Material for this task:

+ + + + +

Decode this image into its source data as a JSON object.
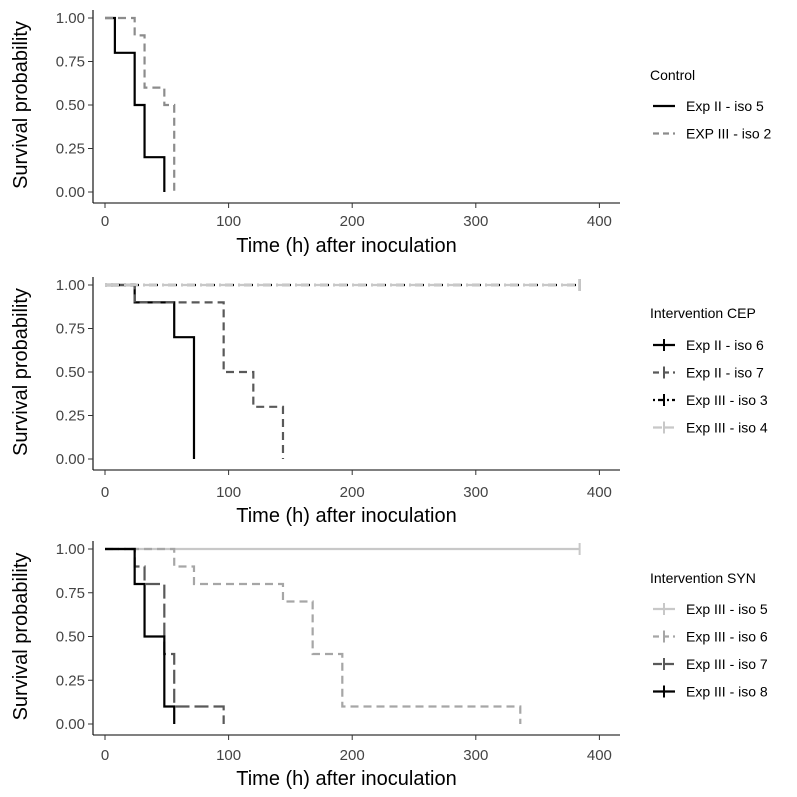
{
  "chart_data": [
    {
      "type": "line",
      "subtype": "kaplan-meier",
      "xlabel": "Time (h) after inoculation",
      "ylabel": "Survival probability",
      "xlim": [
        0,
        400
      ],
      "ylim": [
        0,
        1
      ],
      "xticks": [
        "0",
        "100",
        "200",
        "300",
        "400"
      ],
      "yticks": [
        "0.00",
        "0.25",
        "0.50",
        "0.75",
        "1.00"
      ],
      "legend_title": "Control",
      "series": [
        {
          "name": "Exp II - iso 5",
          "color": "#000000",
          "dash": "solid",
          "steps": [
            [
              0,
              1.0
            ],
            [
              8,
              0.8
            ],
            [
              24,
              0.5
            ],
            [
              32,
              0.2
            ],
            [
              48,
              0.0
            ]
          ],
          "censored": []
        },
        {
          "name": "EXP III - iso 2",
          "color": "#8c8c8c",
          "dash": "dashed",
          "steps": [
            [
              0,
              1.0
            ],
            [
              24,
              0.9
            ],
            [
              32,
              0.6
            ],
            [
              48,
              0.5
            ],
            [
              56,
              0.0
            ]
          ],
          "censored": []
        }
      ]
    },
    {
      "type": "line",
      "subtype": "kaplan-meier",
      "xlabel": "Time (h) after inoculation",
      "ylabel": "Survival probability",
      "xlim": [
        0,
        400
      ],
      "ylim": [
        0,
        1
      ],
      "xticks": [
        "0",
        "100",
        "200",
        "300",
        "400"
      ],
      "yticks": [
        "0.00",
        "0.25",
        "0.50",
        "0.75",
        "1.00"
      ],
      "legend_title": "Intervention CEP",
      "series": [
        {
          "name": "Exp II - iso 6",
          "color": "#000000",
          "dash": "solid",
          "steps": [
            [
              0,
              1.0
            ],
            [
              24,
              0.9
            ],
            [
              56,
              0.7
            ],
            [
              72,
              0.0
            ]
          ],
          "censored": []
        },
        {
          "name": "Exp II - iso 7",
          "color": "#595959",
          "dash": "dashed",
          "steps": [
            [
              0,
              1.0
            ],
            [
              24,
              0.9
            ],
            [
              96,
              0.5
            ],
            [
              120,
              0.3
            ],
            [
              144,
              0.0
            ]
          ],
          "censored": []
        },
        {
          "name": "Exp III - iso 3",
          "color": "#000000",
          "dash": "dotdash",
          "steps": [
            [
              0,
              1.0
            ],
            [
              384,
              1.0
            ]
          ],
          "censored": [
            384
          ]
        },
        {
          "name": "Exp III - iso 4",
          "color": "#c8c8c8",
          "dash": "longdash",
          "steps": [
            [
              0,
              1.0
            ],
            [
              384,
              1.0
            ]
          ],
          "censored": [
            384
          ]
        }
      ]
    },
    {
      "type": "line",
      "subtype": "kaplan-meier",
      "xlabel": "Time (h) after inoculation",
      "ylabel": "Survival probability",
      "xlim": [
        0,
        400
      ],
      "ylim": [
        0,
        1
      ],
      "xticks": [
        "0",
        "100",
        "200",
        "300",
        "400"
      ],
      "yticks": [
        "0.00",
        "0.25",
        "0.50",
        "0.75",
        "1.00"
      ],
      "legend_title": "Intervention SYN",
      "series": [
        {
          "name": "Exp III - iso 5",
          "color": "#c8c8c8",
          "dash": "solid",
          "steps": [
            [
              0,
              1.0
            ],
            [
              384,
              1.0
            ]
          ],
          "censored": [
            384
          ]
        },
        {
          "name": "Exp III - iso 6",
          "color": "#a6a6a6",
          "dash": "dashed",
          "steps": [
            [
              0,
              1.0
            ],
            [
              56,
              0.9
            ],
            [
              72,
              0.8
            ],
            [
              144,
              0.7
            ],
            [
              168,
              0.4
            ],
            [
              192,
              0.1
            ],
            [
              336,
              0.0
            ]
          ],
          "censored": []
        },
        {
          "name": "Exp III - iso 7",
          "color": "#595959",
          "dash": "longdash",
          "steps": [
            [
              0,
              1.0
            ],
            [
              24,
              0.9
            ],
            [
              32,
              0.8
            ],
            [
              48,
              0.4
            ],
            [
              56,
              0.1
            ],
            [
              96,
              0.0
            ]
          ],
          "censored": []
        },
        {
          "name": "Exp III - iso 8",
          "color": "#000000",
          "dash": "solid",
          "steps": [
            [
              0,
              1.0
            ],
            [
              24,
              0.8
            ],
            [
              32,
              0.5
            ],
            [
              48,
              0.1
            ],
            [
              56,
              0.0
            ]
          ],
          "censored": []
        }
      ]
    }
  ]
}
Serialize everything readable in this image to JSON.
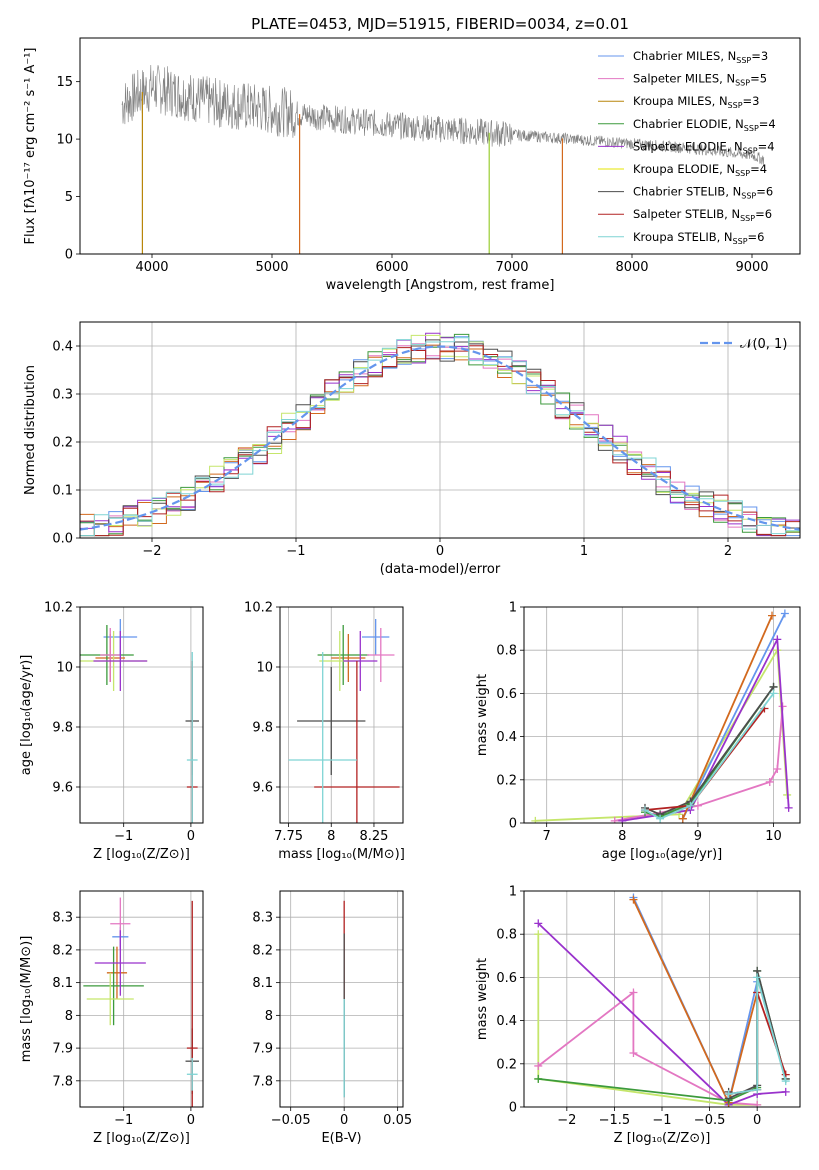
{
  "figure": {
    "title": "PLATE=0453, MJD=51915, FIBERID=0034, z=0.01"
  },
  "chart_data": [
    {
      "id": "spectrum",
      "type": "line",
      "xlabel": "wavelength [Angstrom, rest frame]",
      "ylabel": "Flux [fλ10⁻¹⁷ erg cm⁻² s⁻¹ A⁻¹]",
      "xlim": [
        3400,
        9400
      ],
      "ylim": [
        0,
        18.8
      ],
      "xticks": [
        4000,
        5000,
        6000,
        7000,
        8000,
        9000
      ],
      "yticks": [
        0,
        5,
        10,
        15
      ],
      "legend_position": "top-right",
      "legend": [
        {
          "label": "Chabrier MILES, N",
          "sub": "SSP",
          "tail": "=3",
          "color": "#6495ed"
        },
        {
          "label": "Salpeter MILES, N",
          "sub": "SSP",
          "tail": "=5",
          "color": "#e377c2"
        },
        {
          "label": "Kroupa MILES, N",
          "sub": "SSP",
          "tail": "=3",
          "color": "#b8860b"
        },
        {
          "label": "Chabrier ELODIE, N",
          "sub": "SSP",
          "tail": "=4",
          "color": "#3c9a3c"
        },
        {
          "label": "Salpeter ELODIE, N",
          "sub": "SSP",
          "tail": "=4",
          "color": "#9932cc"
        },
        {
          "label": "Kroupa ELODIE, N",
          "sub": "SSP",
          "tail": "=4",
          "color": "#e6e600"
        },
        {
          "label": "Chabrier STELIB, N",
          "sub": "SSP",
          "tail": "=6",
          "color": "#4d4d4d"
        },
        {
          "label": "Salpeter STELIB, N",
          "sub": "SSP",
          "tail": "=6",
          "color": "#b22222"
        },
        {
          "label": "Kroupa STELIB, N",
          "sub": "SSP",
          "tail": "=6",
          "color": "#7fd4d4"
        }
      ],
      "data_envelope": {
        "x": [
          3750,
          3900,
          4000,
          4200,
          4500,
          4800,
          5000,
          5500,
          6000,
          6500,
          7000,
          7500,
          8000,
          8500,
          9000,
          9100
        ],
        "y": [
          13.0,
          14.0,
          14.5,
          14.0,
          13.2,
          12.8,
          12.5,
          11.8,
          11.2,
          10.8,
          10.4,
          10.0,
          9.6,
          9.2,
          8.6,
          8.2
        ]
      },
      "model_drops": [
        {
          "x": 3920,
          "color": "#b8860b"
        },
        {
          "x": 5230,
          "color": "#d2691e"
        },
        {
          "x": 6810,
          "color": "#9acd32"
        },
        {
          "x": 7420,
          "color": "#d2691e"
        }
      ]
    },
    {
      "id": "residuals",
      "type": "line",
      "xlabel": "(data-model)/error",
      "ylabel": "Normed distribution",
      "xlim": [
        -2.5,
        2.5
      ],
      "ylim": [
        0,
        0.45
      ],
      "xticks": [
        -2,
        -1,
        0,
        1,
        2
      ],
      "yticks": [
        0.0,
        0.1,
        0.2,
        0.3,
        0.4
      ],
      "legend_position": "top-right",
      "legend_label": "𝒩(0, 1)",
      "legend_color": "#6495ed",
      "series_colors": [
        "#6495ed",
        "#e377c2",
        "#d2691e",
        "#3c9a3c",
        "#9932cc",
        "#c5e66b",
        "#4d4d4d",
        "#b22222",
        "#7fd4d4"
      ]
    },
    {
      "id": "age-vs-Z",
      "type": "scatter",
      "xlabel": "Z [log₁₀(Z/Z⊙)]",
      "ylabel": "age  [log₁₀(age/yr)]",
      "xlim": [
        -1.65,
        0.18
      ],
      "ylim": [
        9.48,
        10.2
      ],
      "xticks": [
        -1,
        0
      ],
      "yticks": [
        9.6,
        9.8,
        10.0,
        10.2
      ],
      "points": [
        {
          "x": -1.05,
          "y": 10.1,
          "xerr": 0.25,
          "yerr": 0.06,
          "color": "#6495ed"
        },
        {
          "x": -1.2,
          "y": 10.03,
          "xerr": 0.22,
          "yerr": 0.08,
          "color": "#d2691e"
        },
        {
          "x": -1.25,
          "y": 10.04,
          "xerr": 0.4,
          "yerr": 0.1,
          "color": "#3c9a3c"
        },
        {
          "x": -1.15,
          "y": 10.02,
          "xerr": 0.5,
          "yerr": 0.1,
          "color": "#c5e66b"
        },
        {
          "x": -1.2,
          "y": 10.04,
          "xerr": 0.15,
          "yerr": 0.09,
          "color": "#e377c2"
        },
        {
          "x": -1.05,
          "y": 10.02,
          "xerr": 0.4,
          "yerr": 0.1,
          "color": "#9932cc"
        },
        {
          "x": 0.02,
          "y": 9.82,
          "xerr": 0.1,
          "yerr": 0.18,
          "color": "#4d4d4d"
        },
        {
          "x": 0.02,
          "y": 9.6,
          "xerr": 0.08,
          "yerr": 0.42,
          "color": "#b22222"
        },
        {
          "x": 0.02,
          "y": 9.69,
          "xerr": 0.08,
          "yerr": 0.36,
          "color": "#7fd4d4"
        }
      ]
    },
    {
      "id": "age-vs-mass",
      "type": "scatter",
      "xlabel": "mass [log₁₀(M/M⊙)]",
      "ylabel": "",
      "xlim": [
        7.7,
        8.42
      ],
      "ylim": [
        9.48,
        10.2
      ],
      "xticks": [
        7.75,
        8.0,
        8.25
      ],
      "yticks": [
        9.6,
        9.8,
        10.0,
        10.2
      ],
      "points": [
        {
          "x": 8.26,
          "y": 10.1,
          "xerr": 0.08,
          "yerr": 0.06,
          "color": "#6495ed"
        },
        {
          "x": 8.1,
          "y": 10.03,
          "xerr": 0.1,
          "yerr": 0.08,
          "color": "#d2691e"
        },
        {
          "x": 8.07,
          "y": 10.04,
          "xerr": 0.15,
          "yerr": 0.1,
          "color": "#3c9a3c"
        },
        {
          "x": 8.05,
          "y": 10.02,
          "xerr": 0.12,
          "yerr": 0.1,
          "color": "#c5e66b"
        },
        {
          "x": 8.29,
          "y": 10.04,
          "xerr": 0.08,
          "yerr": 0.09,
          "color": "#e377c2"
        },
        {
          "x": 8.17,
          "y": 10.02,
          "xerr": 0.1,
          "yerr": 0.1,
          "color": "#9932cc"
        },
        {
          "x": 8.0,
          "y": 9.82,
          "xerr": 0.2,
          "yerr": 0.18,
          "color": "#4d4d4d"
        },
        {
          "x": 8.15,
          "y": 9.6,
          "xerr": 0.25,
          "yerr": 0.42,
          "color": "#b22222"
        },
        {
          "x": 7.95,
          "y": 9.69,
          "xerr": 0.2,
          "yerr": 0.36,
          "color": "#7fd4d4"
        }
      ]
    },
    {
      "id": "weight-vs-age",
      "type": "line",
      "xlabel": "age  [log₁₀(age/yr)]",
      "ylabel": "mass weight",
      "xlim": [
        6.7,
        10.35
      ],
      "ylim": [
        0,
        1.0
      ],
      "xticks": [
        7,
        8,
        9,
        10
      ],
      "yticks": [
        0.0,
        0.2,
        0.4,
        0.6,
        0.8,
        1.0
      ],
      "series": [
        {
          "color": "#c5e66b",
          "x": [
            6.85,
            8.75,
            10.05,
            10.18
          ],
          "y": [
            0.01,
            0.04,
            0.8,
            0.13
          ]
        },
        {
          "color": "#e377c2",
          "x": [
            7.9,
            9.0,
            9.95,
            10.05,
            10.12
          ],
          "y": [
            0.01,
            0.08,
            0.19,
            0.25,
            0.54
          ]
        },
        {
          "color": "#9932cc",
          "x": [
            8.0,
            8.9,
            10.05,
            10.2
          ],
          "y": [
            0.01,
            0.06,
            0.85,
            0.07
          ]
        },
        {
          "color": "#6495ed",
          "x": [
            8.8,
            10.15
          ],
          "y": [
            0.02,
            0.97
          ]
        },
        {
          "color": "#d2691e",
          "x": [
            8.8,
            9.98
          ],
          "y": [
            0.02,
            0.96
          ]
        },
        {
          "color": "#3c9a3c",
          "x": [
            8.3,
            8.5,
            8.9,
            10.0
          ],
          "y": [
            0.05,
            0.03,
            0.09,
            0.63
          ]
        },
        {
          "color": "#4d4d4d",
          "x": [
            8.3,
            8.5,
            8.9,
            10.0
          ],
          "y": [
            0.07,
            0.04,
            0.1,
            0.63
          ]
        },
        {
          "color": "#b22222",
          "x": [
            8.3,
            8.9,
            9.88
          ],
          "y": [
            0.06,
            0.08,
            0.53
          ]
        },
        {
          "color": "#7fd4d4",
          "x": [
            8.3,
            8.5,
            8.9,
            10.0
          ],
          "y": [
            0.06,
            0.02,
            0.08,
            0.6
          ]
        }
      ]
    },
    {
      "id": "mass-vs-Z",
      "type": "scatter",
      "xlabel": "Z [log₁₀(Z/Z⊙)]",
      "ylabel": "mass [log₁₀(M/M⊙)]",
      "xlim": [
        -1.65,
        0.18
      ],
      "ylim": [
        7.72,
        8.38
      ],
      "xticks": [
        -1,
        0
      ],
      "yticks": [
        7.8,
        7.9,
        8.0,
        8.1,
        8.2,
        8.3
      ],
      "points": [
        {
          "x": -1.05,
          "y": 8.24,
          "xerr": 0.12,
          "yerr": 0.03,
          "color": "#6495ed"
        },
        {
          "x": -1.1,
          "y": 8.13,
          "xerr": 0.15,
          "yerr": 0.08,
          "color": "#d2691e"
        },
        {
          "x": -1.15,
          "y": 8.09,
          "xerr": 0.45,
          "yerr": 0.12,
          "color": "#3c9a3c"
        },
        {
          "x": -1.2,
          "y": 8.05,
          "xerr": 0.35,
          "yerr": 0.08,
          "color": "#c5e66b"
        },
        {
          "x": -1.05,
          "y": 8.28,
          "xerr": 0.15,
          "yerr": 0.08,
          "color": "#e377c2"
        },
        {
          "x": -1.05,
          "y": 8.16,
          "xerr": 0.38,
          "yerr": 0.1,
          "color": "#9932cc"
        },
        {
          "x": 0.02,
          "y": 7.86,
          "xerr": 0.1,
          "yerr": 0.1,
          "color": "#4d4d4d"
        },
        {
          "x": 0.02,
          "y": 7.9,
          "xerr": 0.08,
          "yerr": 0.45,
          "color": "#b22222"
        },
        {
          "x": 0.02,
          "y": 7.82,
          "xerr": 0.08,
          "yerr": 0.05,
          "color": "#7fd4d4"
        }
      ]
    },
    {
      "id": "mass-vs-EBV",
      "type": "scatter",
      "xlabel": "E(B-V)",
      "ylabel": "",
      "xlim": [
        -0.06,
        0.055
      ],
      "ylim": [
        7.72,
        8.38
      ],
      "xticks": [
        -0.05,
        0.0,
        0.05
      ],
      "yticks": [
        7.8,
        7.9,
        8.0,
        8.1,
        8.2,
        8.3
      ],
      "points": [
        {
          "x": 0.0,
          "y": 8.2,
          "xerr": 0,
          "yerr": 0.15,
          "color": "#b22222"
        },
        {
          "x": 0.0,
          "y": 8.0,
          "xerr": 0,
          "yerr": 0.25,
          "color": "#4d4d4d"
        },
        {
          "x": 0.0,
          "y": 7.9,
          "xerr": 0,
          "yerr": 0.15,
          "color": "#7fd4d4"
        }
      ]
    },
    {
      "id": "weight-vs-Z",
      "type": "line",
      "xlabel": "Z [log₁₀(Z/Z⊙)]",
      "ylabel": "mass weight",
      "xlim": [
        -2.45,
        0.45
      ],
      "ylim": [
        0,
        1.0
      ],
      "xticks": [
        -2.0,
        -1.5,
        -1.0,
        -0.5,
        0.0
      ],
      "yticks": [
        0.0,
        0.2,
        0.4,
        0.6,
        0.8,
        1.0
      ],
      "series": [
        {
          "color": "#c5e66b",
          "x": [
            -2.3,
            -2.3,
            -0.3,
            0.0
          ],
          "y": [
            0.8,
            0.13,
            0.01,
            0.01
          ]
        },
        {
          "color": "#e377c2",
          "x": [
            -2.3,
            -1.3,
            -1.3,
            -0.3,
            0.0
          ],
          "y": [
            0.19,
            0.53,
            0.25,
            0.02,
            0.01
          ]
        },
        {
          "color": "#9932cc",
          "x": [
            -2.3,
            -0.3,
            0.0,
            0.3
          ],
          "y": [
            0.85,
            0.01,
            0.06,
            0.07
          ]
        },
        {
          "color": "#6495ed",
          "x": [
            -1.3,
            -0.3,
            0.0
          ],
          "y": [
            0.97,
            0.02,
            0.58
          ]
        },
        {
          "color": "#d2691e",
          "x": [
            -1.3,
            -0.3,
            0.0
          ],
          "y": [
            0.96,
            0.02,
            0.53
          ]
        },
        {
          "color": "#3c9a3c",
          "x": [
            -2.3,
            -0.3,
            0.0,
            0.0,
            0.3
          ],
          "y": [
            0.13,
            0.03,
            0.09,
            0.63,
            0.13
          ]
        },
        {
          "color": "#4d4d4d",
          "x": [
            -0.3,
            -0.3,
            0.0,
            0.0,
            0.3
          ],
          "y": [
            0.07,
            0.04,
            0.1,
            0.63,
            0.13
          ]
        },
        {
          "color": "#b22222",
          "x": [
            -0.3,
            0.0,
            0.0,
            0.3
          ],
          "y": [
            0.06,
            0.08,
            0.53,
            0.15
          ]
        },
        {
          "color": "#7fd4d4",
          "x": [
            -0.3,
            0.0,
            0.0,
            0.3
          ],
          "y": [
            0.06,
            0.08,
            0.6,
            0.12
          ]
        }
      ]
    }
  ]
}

+ + + + +

Go over the records above and tally the lines with the word "log₁₀" in them. Give the number alone.

7